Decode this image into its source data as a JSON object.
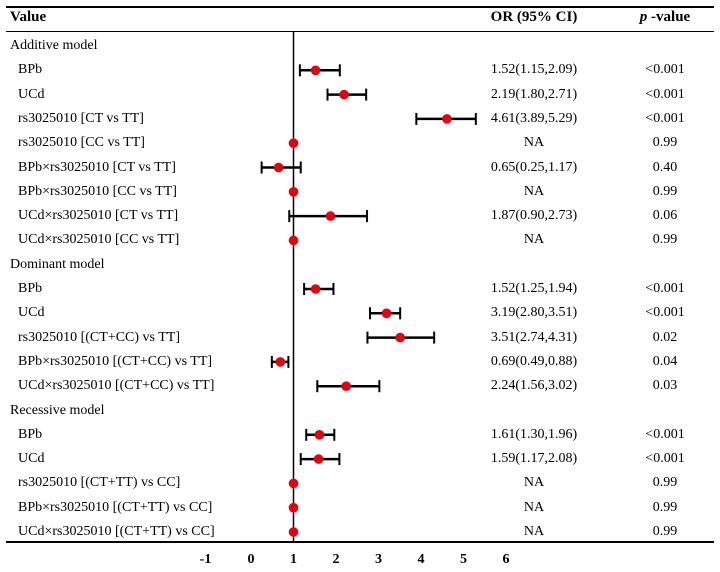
{
  "header": {
    "variable": "Value",
    "or": "OR (95% CI)",
    "p_italic": "p",
    "p_rest": " -value"
  },
  "colors": {
    "point": "#e8000d",
    "line": "#000000"
  },
  "chart_data": {
    "type": "forest",
    "title": "",
    "xlabel": "",
    "ylabel": "",
    "reference_line": 1,
    "xlim": [
      -1,
      6
    ],
    "x_ticks": [
      "-1",
      "0",
      "1",
      "2",
      "3",
      "4",
      "5",
      "6"
    ],
    "sections": [
      {
        "title": "Additive model",
        "rows": [
          {
            "label": "BPb",
            "or": 1.52,
            "low": 1.15,
            "high": 2.09,
            "or_text": "1.52(1.15,2.09)",
            "p": "<0.001"
          },
          {
            "label": "UCd",
            "or": 2.19,
            "low": 1.8,
            "high": 2.71,
            "or_text": "2.19(1.80,2.71)",
            "p": "<0.001"
          },
          {
            "label": "rs3025010 [CT vs TT]",
            "or": 4.61,
            "low": 3.89,
            "high": 5.29,
            "or_text": "4.61(3.89,5.29)",
            "p": "<0.001"
          },
          {
            "label": "rs3025010 [CC vs TT]",
            "or": 1,
            "low": null,
            "high": null,
            "or_text": "NA",
            "p": "0.99"
          },
          {
            "label": "BPb×rs3025010 [CT vs TT]",
            "or": 0.65,
            "low": 0.25,
            "high": 1.17,
            "or_text": "0.65(0.25,1.17)",
            "p": "0.40"
          },
          {
            "label": "BPb×rs3025010 [CC vs TT]",
            "or": 1,
            "low": null,
            "high": null,
            "or_text": "NA",
            "p": "0.99"
          },
          {
            "label": "UCd×rs3025010 [CT vs TT]",
            "or": 1.87,
            "low": 0.9,
            "high": 2.73,
            "or_text": "1.87(0.90,2.73)",
            "p": "0.06"
          },
          {
            "label": "UCd×rs3025010 [CC vs TT]",
            "or": 1,
            "low": null,
            "high": null,
            "or_text": "NA",
            "p": "0.99"
          }
        ]
      },
      {
        "title": "Dominant model",
        "rows": [
          {
            "label": "BPb",
            "or": 1.52,
            "low": 1.25,
            "high": 1.94,
            "or_text": "1.52(1.25,1.94)",
            "p": "<0.001"
          },
          {
            "label": "UCd",
            "or": 3.19,
            "low": 2.8,
            "high": 3.51,
            "or_text": "3.19(2.80,3.51)",
            "p": "<0.001"
          },
          {
            "label": "rs3025010 [(CT+CC) vs TT]",
            "or": 3.51,
            "low": 2.74,
            "high": 4.31,
            "or_text": "3.51(2.74,4.31)",
            "p": "0.02"
          },
          {
            "label": "BPb×rs3025010 [(CT+CC) vs TT]",
            "or": 0.69,
            "low": 0.49,
            "high": 0.88,
            "or_text": "0.69(0.49,0.88)",
            "p": "0.04"
          },
          {
            "label": "UCd×rs3025010 [(CT+CC) vs TT]",
            "or": 2.24,
            "low": 1.56,
            "high": 3.02,
            "or_text": "2.24(1.56,3.02)",
            "p": "0.03"
          }
        ]
      },
      {
        "title": "Recessive model",
        "rows": [
          {
            "label": "BPb",
            "or": 1.61,
            "low": 1.3,
            "high": 1.96,
            "or_text": "1.61(1.30,1.96)",
            "p": "<0.001"
          },
          {
            "label": "UCd",
            "or": 1.59,
            "low": 1.17,
            "high": 2.08,
            "or_text": "1.59(1.17,2.08)",
            "p": "<0.001"
          },
          {
            "label": "rs3025010 [(CT+TT) vs CC]",
            "or": 1,
            "low": null,
            "high": null,
            "or_text": "NA",
            "p": "0.99"
          },
          {
            "label": "BPb×rs3025010 [(CT+TT) vs CC]",
            "or": 1,
            "low": null,
            "high": null,
            "or_text": "NA",
            "p": "0.99"
          },
          {
            "label": "UCd×rs3025010 [(CT+TT) vs CC]",
            "or": 1,
            "low": null,
            "high": null,
            "or_text": "NA",
            "p": "0.99"
          }
        ]
      }
    ]
  }
}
#####
In the records above, locate every line with the string "title" and copy it.

    "title": "",
        "title": "Additive model",
        "title": "Dominant model",
        "title": "Recessive model",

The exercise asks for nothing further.